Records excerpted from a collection
-- -- --

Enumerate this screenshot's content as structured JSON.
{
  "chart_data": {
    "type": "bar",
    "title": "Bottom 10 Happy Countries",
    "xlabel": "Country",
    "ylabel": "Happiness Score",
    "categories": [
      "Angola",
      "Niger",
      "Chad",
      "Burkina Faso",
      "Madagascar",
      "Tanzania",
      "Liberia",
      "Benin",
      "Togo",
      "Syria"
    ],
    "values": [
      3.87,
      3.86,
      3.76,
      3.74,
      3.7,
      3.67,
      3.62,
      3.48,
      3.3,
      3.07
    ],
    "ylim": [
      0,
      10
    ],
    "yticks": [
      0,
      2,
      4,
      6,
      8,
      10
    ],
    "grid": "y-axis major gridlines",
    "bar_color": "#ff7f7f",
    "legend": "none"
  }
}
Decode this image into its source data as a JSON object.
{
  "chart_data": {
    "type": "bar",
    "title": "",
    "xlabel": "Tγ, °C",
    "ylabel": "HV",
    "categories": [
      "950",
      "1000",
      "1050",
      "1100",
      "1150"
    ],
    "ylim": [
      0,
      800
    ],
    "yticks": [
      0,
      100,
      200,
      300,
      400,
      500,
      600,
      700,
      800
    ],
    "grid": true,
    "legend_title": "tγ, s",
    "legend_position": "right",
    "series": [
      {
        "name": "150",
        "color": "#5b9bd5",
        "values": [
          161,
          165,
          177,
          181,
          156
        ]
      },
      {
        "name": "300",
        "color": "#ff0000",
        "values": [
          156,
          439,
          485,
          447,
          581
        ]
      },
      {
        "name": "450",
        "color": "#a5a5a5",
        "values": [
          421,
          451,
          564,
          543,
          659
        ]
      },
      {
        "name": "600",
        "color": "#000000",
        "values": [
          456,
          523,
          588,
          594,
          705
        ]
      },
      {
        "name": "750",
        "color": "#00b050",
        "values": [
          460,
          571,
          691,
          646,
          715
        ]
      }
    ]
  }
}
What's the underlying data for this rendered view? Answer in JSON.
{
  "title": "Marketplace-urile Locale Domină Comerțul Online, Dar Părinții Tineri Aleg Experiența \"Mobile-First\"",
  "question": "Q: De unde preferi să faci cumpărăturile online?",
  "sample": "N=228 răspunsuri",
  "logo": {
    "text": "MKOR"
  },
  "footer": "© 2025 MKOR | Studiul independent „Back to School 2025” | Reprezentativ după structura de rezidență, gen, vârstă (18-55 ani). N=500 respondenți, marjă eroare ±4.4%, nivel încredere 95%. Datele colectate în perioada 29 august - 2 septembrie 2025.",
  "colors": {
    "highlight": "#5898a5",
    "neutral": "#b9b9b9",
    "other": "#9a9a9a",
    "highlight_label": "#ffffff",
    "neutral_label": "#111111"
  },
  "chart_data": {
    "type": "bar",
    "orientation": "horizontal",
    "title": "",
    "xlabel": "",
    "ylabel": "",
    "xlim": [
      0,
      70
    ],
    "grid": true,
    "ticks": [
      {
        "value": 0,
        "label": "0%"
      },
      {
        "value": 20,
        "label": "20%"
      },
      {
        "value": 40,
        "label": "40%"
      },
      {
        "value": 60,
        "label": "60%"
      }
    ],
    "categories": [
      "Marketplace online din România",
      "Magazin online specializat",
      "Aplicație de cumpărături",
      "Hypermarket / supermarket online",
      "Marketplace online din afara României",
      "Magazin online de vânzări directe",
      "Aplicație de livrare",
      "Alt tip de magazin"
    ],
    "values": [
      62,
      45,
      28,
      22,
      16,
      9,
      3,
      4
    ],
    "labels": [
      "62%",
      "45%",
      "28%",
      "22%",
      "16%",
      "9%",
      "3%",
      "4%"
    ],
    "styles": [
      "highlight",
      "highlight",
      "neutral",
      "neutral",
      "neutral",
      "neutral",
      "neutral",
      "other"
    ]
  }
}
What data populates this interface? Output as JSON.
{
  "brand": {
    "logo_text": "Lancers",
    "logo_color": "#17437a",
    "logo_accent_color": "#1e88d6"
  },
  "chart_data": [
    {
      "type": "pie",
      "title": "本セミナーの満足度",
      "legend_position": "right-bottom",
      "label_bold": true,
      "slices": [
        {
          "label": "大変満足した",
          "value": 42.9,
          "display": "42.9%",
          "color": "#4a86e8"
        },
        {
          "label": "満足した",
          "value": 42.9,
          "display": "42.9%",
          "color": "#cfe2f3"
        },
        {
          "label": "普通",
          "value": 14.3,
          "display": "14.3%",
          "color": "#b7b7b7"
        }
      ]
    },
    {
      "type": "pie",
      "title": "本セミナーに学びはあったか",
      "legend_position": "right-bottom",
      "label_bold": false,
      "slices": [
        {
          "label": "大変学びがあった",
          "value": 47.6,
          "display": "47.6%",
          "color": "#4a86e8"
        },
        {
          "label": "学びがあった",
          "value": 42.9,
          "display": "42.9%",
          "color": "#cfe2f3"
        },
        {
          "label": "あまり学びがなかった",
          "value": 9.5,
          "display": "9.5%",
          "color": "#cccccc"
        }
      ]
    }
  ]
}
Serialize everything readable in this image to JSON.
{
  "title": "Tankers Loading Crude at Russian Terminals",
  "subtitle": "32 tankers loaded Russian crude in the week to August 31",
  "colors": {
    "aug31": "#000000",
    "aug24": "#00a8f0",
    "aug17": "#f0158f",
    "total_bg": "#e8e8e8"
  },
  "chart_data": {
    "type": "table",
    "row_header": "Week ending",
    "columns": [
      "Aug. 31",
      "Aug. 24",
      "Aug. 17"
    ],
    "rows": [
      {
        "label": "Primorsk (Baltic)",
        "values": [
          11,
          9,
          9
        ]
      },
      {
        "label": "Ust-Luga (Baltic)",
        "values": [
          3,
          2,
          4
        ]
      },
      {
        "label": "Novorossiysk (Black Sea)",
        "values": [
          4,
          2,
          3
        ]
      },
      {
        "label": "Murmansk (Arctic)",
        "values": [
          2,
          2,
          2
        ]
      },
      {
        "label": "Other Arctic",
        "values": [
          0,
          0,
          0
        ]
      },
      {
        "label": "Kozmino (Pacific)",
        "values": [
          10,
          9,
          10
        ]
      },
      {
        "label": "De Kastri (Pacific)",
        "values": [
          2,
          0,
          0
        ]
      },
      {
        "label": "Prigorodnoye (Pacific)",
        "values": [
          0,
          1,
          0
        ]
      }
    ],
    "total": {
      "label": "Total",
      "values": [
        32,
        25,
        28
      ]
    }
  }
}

-- -- --

» **Given instruction**: Show, from the material above, each line that includes the string "What".

» **Response to this task**:
What's the underlying data for this rendered view? Answer in JSON.
What data populates this interface? Output as JSON.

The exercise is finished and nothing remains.